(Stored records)
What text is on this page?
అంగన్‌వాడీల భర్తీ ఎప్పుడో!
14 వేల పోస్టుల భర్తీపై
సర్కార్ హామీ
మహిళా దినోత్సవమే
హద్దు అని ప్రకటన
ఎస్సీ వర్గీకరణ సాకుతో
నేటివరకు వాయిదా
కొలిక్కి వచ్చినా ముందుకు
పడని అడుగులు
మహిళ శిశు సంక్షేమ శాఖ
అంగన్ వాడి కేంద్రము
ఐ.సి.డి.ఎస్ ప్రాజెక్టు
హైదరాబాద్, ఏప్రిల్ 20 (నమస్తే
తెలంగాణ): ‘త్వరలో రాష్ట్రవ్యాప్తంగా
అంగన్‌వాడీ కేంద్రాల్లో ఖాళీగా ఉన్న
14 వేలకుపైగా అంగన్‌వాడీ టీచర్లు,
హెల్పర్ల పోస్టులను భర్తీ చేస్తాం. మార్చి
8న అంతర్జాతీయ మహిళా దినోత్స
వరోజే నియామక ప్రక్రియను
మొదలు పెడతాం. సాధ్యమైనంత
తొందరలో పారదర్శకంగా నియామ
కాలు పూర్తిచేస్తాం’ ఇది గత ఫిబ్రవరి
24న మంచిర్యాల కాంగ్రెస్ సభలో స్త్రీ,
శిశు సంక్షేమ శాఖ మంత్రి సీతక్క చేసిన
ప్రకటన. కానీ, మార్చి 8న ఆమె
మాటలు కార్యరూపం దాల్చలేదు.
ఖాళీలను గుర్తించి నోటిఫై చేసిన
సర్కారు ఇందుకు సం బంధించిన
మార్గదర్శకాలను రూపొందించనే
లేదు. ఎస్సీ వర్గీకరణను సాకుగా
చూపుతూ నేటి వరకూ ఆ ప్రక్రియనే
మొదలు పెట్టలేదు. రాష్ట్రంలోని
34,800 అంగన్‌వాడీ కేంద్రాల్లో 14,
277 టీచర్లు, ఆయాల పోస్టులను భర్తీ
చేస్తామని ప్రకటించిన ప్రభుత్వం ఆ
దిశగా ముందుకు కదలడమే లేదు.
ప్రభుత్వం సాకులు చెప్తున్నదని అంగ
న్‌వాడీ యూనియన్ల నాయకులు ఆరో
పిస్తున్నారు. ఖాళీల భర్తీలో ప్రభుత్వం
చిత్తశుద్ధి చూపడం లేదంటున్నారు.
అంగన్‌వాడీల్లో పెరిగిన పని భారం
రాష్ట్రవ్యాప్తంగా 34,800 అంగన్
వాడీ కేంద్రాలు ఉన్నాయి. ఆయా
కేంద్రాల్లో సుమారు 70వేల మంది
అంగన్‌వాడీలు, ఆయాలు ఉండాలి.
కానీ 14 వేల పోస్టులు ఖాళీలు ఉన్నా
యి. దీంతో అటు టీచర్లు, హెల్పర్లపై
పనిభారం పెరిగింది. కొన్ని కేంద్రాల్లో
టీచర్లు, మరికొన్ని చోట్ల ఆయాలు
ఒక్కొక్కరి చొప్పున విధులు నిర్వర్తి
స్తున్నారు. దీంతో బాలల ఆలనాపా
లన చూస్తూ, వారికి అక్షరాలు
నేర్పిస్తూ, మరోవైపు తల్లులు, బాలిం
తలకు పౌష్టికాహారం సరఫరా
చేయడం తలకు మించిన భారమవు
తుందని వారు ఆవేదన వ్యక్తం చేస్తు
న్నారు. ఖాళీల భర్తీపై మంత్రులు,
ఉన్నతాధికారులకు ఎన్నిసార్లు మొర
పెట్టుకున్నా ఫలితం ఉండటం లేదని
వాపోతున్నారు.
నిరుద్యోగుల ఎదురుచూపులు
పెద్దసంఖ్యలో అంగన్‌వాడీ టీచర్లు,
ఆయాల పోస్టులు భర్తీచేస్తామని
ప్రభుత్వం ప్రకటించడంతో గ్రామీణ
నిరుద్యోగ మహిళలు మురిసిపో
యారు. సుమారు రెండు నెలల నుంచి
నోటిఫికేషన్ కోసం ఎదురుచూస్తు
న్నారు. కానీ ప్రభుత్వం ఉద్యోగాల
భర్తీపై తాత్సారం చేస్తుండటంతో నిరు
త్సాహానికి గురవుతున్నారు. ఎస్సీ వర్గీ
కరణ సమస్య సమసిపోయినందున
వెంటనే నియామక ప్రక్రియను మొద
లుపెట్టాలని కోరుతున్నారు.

(The exercise) Each record above should be returned exactly as it appears.

(Result of this exercise)
What text is on this page?
అంగన్‌వాడీల భర్తీ ఎప్పుడో!
14 వేల పోస్టుల భర్తీపై
సర్కార్ హామీ
మహిళా దినోత్సవమే
హద్దు అని ప్రకటన
ఎస్సీ వర్గీకరణ సాకుతో
నేటివరకు వాయిదా
కొలిక్కి వచ్చినా ముందుకు
పడని అడుగులు
మహిళ శిశు సంక్షేమ శాఖ
అంగన్ వాడి కేంద్రము
ఐ.సి.డి.ఎస్ ప్రాజెక్టు
హైదరాబాద్, ఏప్రిల్ 20 (నమస్తే
తెలంగాణ): ‘త్వరలో రాష్ట్రవ్యాప్తంగా
అంగన్‌వాడీ కేంద్రాల్లో ఖాళీగా ఉన్న
14 వేలకుపైగా అంగన్‌వాడీ టీచర్లు,
హెల్పర్ల పోస్టులను భర్తీ చేస్తాం. మార్చి
8న అంతర్జాతీయ మహిళా దినోత్స
వరోజే నియామక ప్రక్రియను
మొదలు పెడతాం. సాధ్యమైనంత
తొందరలో పారదర్శకంగా నియామ
కాలు పూర్తిచేస్తాం’ ఇది గత ఫిబ్రవరి
24న మంచిర్యాల కాంగ్రెస్ సభలో స్త్రీ,
శిశు సంక్షేమ శాఖ మంత్రి సీతక్క చేసిన
ప్రకటన. కానీ, మార్చి 8న ఆమె
మాటలు కార్యరూపం దాల్చలేదు.
ఖాళీలను గుర్తించి నోటిఫై చేసిన
సర్కారు ఇందుకు సం బంధించిన
మార్గదర్శకాలను రూపొందించనే
లేదు. ఎస్సీ వర్గీకరణను సాకుగా
చూపుతూ నేటి వరకూ ఆ ప్రక్రియనే
మొదలు పెట్టలేదు. రాష్ట్రంలోని
34,800 అంగన్‌వాడీ కేంద్రాల్లో 14,
277 టీచర్లు, ఆయాల పోస్టులను భర్తీ
చేస్తామని ప్రకటించిన ప్రభుత్వం ఆ
దిశగా ముందుకు కదలడమే లేదు.
ప్రభుత్వం సాకులు చెప్తున్నదని అంగ
న్‌వాడీ యూనియన్ల నాయకులు ఆరో
పిస్తున్నారు. ఖాళీల భర్తీలో ప్రభుత్వం
చిత్తశుద్ధి చూపడం లేదంటున్నారు.
అంగన్‌వాడీల్లో పెరిగిన పని భారం
రాష్ట్రవ్యాప్తంగా 34,800 అంగన్
వాడీ కేంద్రాలు ఉన్నాయి. ఆయా
కేంద్రాల్లో సుమారు 70వేల మంది
అంగన్‌వాడీలు, ఆయాలు ఉండాలి.
కానీ 14 వేల పోస్టులు ఖాళీలు ఉన్నా
యి. దీంతో అటు టీచర్లు, హెల్పర్లపై
పనిభారం పెరిగింది. కొన్ని కేంద్రాల్లో
టీచర్లు, మరికొన్ని చోట్ల ఆయాలు
ఒక్కొక్కరి చొప్పున విధులు నిర్వర్తి
స్తున్నారు. దీంతో బాలల ఆలనాపా
లన చూస్తూ, వారికి అక్షరాలు
నేర్పిస్తూ, మరోవైపు తల్లులు, బాలిం
తలకు పౌష్టికాహారం సరఫరా
చేయడం తలకు మించిన భారమవు
తుందని వారు ఆవేదన వ్యక్తం చేస్తు
న్నారు. ఖాళీల భర్తీపై మంత్రులు,
ఉన్నతాధికారులకు ఎన్నిసార్లు మొర
పెట్టుకున్నా ఫలితం ఉండటం లేదని
వాపోతున్నారు.
నిరుద్యోగుల ఎదురుచూపులు
పెద్దసంఖ్యలో అంగన్‌వాడీ టీచర్లు,
ఆయాల పోస్టులు భర్తీచేస్తామని
ప్రభుత్వం ప్రకటించడంతో గ్రామీణ
నిరుద్యోగ మహిళలు మురిసిపో
యారు. సుమారు రెండు నెలల నుంచి
నోటిఫికేషన్ కోసం ఎదురుచూస్తు
న్నారు. కానీ ప్రభుత్వం ఉద్యోగాల
భర్తీపై తాత్సారం చేస్తుండటంతో నిరు
త్సాహానికి గురవుతున్నారు. ఎస్సీ వర్గీ
కరణ సమస్య సమసిపోయినందున
వెంటనే నియామక ప్రక్రియను మొద
లుపెట్టాలని కోరుతున్నారు.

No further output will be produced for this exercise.